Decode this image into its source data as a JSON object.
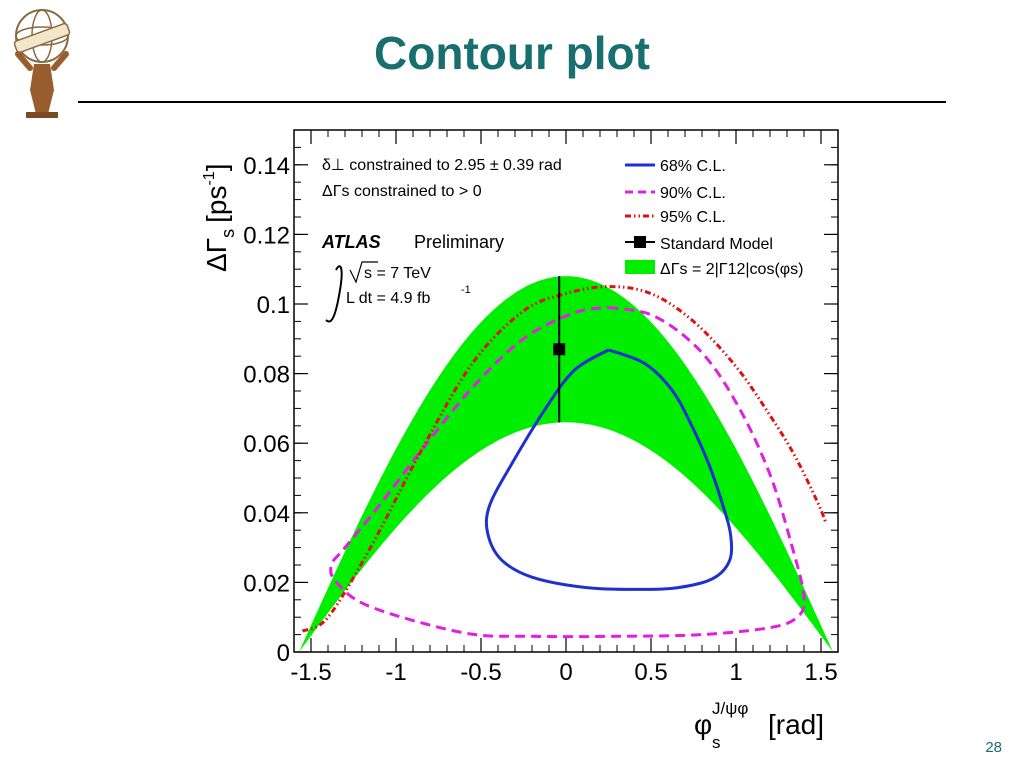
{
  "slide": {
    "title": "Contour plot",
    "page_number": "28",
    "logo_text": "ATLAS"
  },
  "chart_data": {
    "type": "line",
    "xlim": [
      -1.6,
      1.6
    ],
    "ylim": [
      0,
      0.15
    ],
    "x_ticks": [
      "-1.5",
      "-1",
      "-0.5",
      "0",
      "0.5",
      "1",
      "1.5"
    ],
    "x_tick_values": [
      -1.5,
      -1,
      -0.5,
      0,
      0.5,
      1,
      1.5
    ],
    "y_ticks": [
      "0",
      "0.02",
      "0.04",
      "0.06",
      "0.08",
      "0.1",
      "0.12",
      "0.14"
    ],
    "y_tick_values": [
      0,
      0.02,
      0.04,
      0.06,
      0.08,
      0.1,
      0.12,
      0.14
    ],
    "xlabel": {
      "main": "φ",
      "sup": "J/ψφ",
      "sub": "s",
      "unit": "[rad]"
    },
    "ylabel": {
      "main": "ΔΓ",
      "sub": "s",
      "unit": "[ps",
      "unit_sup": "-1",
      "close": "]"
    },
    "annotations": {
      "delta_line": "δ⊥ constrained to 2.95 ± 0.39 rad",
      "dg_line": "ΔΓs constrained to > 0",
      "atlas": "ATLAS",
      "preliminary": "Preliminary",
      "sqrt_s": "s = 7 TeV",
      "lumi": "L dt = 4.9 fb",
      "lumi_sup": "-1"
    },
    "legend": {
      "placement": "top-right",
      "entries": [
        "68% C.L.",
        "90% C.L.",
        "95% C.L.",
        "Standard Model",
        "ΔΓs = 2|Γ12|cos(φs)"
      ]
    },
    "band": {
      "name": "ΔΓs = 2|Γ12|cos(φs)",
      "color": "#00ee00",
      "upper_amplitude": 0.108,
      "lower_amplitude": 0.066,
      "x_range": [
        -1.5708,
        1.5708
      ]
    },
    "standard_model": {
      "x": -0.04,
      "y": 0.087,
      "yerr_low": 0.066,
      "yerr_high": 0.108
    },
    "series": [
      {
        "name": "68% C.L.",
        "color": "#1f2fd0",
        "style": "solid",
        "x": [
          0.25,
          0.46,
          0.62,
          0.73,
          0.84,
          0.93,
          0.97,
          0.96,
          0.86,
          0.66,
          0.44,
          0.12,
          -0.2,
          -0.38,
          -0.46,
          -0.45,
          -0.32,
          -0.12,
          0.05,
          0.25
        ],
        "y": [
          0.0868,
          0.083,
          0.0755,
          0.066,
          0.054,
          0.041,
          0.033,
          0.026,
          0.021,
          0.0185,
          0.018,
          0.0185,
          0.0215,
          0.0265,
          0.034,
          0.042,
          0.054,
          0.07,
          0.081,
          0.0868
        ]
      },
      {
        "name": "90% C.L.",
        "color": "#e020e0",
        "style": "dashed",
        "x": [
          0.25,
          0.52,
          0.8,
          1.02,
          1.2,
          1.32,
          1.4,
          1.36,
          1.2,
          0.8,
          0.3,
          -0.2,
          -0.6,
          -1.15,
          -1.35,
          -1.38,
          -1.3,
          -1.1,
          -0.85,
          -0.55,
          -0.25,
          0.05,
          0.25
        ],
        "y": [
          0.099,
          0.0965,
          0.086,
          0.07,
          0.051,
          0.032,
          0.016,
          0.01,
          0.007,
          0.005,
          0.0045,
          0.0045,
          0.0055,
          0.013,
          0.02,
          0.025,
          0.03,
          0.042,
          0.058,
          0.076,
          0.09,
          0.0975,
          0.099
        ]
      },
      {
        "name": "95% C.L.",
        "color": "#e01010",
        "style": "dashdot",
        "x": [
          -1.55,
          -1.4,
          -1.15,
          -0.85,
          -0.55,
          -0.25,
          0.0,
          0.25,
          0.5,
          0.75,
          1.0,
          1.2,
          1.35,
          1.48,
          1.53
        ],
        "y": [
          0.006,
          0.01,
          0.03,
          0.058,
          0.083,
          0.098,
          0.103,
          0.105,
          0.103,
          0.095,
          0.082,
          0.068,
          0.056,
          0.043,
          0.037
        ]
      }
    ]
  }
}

○ ○ ○ ○ ○

List each line of the entries that holds the string "name".

The output:
      "name": "ΔΓs = 2|Γ12|cos(φs)",
        "name": "68% C.L.",
        "name": "90% C.L.",
        "name": "95% C.L.",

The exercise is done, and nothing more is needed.